Фрагмент страницы
Кроме того, в последние годы стало популярным для многих политологов, социологов, юристов, историков и ученых других специальностей заниматься военно-политической проблематикой и описание проблем международной и национальной безопасности. Как правило, ничего путного из этого не получается просто потому, что специалист по военно-политической проблематике должен быть, как и многоборец в некоторых видах спорта, специалистом сразу в нескольких областях, как минимум, в политической и военной теории, истории политики и военной истории, ориентироваться в военно-технической области и в целом ряде смежных областей — социологии, политологии, истории, экономике и пр. Как и многоборец, он может и не быть «мастером спорта» в каждом отдельном виде и дисциплине, но, как минимум, кандидатом в мастера он быть должен.

Кроме того, очень важно, чтобы такой специалист имел практический опыт работы в государственных структурах, связанных с международной и национальной безопасностью, — администрации президента, аппарате правительства, Федеральном Собрании, Совете безопасности, МИДе, МО и Генштабе, СВР и других.

Исходные данные
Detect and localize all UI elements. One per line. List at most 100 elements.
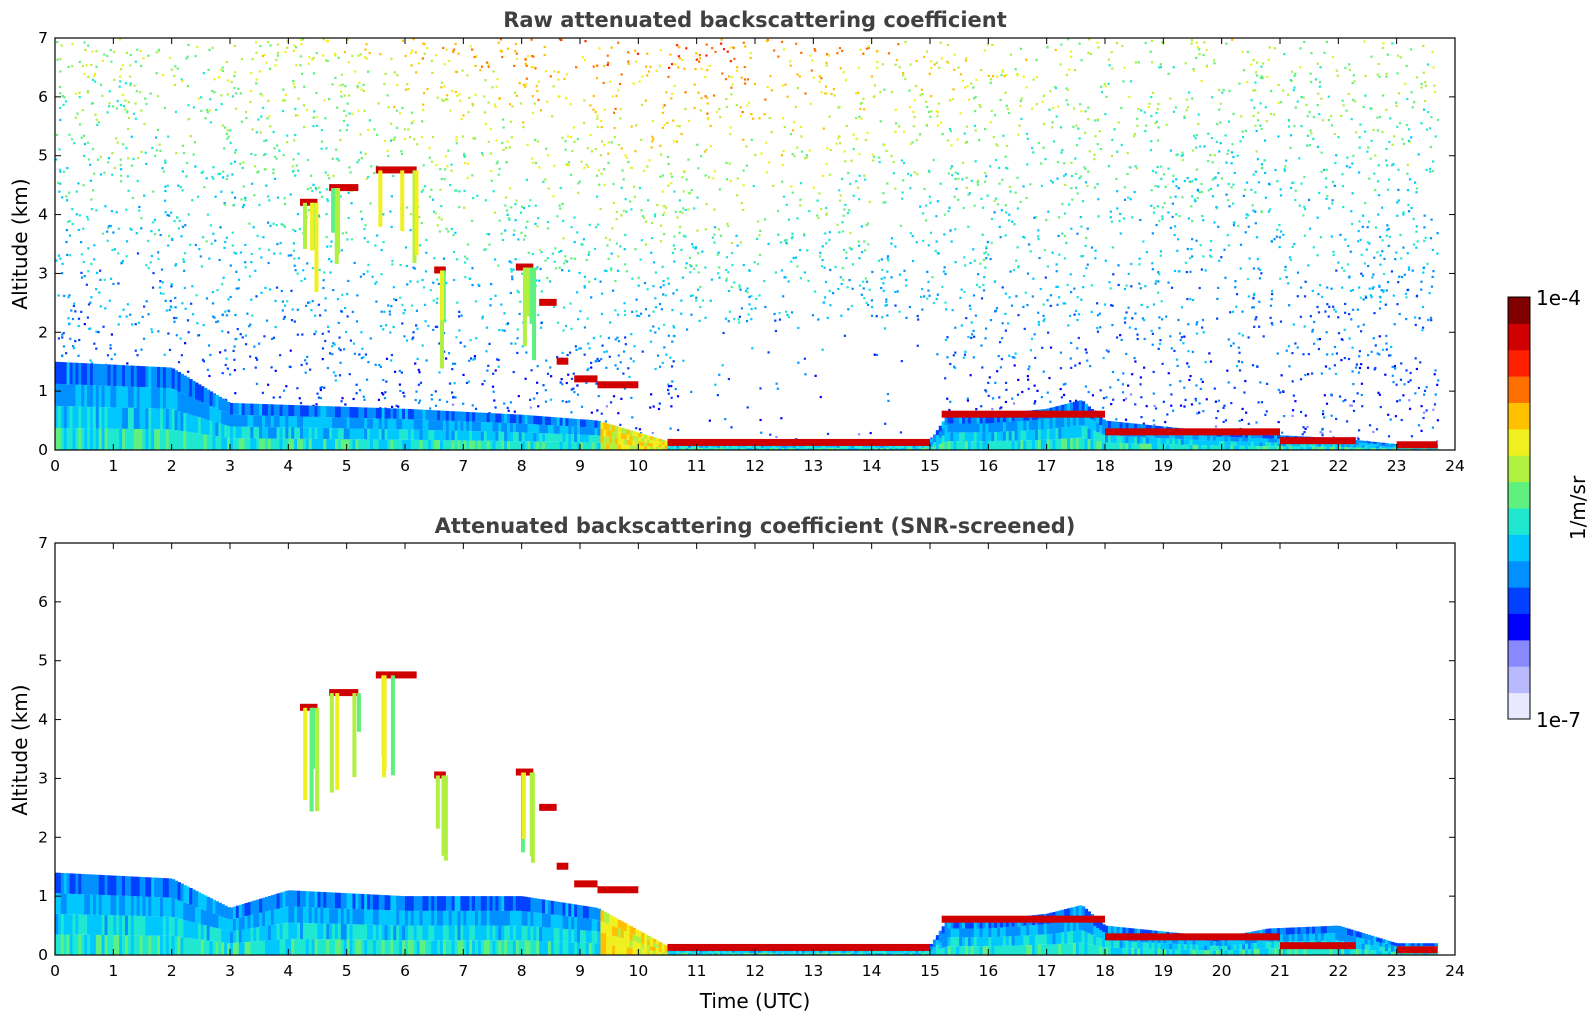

Задание к упражнению
Ответьте на вопросы по фрагменту страницы.
1. С кем во фрагменте сравнивается специалист по военно-политической проблематике?
2. Кем, как минимум, должен быть такой специалист, даже если он не «мастер спорта» в каждом отдельном виде?
3. Какой опыт, согласно фрагменту, очень важен для такого специалиста?

Ответ на задание
1. Специалист по военно-политической проблематике сравнивается с многоборцем в некоторых видах спорта.
2. Как минимум, он должен быть кандидатом в мастера.
3. Очень важен практический опыт работы в государственных структурах, связанных с международной и национальной безопасностью.